***** SUPPLIED ENTRIES

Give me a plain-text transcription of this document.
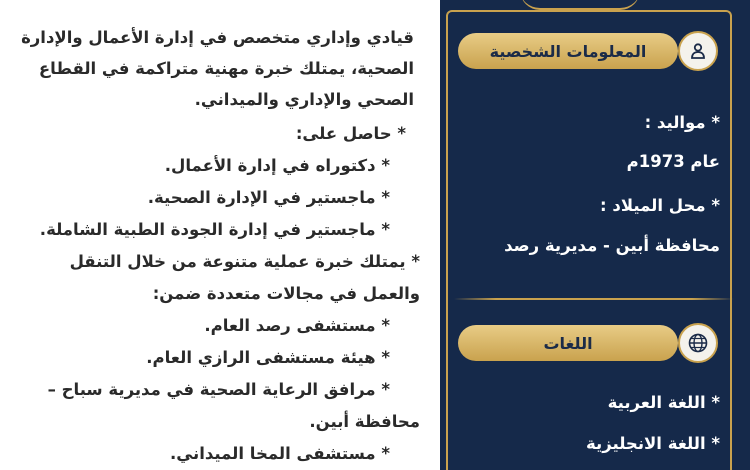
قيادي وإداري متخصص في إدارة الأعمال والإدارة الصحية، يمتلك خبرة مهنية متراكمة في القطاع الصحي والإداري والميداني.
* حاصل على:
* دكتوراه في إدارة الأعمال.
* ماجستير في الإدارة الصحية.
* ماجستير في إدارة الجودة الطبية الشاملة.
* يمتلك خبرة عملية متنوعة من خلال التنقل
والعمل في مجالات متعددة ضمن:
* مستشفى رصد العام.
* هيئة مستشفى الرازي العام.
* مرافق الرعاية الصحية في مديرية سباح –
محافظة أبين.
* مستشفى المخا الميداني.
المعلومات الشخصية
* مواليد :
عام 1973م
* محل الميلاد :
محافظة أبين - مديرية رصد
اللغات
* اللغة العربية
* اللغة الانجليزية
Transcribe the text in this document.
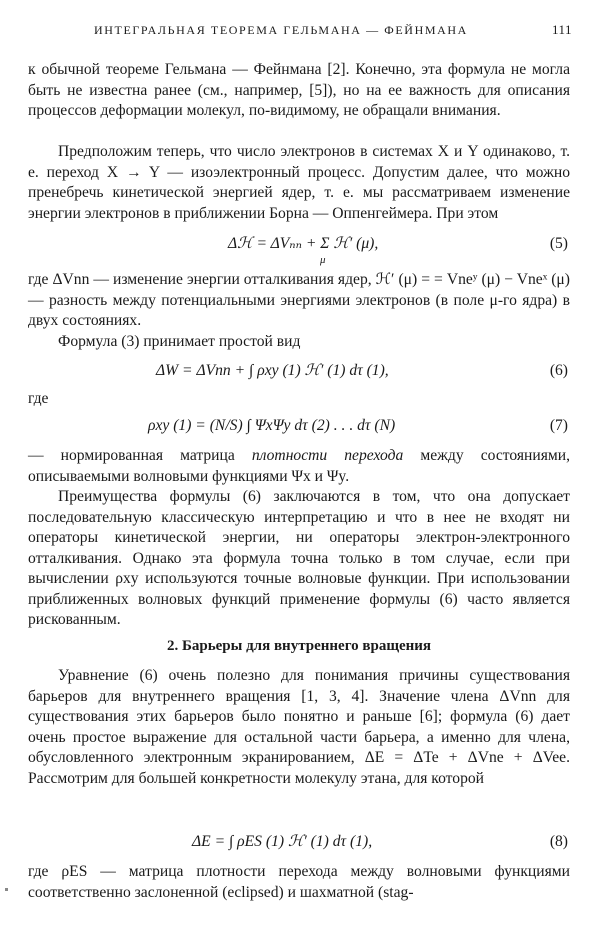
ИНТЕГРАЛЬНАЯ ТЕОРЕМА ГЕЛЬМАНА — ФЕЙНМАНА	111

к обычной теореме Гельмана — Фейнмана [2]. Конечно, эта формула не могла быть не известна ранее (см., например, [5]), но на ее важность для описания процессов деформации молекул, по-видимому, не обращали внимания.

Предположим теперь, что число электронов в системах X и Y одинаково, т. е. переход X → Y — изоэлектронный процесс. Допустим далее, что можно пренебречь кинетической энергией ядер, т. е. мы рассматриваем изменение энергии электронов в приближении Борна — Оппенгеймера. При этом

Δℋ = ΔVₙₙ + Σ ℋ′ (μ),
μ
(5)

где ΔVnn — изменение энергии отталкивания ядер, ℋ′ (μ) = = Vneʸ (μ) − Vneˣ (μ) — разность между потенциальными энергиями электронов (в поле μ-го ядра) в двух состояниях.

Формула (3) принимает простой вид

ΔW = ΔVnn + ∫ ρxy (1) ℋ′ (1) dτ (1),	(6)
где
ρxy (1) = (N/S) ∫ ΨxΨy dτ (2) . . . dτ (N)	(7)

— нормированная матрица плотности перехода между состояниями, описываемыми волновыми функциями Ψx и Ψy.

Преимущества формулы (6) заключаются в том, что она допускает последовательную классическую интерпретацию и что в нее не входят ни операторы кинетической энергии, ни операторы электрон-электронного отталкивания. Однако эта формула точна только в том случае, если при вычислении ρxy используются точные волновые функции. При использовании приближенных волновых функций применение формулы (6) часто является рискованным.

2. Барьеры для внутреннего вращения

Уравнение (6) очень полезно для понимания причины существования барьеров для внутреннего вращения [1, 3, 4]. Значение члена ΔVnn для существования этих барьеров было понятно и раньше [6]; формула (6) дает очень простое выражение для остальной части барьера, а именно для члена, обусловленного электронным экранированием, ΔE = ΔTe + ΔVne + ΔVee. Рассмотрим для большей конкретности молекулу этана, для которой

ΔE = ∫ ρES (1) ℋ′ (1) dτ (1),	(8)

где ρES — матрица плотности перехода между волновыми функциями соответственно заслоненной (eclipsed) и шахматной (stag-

**********

Output the records above exactly as they are, leaving out the pictures.

■ THE ANSWER ■
Give me a plain-text transcription of this document.
قيادي وإداري متخصص في إدارة الأعمال والإدارة الصحية، يمتلك خبرة مهنية متراكمة في القطاع الصحي والإداري والميداني.
* حاصل على:
* دكتوراه في إدارة الأعمال.
* ماجستير في الإدارة الصحية.
* ماجستير في إدارة الجودة الطبية الشاملة.
* يمتلك خبرة عملية متنوعة من خلال التنقل
والعمل في مجالات متعددة ضمن:
* مستشفى رصد العام.
* هيئة مستشفى الرازي العام.
* مرافق الرعاية الصحية في مديرية سباح –
محافظة أبين.
* مستشفى المخا الميداني.
المعلومات الشخصية
* مواليد :
عام 1973م
* محل الميلاد :
محافظة أبين - مديرية رصد
اللغات
* اللغة العربية
* اللغة الانجليزية
Transcribe the text in this document.
ИНТЕГРАЛЬНАЯ ТЕОРЕМА ГЕЛЬМАНА — ФЕЙНМАНА	111

к обычной теореме Гельмана — Фейнмана [2]. Конечно, эта формула не могла быть не известна ранее (см., например, [5]), но на ее важность для описания процессов деформации молекул, по-видимому, не обращали внимания.

Предположим теперь, что число электронов в системах X и Y одинаково, т. е. переход X → Y — изоэлектронный процесс. Допустим далее, что можно пренебречь кинетической энергией ядер, т. е. мы рассматриваем изменение энергии электронов в приближении Борна — Оппенгеймера. При этом

Δℋ = ΔVₙₙ + Σ ℋ′ (μ),
μ
(5)

где ΔVnn — изменение энергии отталкивания ядер, ℋ′ (μ) = = Vneʸ (μ) − Vneˣ (μ) — разность между потенциальными энергиями электронов (в поле μ-го ядра) в двух состояниях.

Формула (3) принимает простой вид

ΔW = ΔVnn + ∫ ρxy (1) ℋ′ (1) dτ (1),	(6)
где
ρxy (1) = (N/S) ∫ ΨxΨy dτ (2) . . . dτ (N)	(7)

— нормированная матрица плотности перехода между состояниями, описываемыми волновыми функциями Ψx и Ψy.

Преимущества формулы (6) заключаются в том, что она допускает последовательную классическую интерпретацию и что в нее не входят ни операторы кинетической энергии, ни операторы электрон-электронного отталкивания. Однако эта формула точна только в том случае, если при вычислении ρxy используются точные волновые функции. При использовании приближенных волновых функций применение формулы (6) часто является рискованным.

2. Барьеры для внутреннего вращения

Уравнение (6) очень полезно для понимания причины существования барьеров для внутреннего вращения [1, 3, 4]. Значение члена ΔVnn для существования этих барьеров было понятно и раньше [6]; формула (6) дает очень простое выражение для остальной части барьера, а именно для члена, обусловленного электронным экранированием, ΔE = ΔTe + ΔVne + ΔVee. Рассмотрим для большей конкретности молекулу этана, для которой

ΔE = ∫ ρES (1) ℋ′ (1) dτ (1),	(8)

где ρES — матрица плотности перехода между волновыми функциями соответственно заслоненной (eclipsed) и шахматной (stag-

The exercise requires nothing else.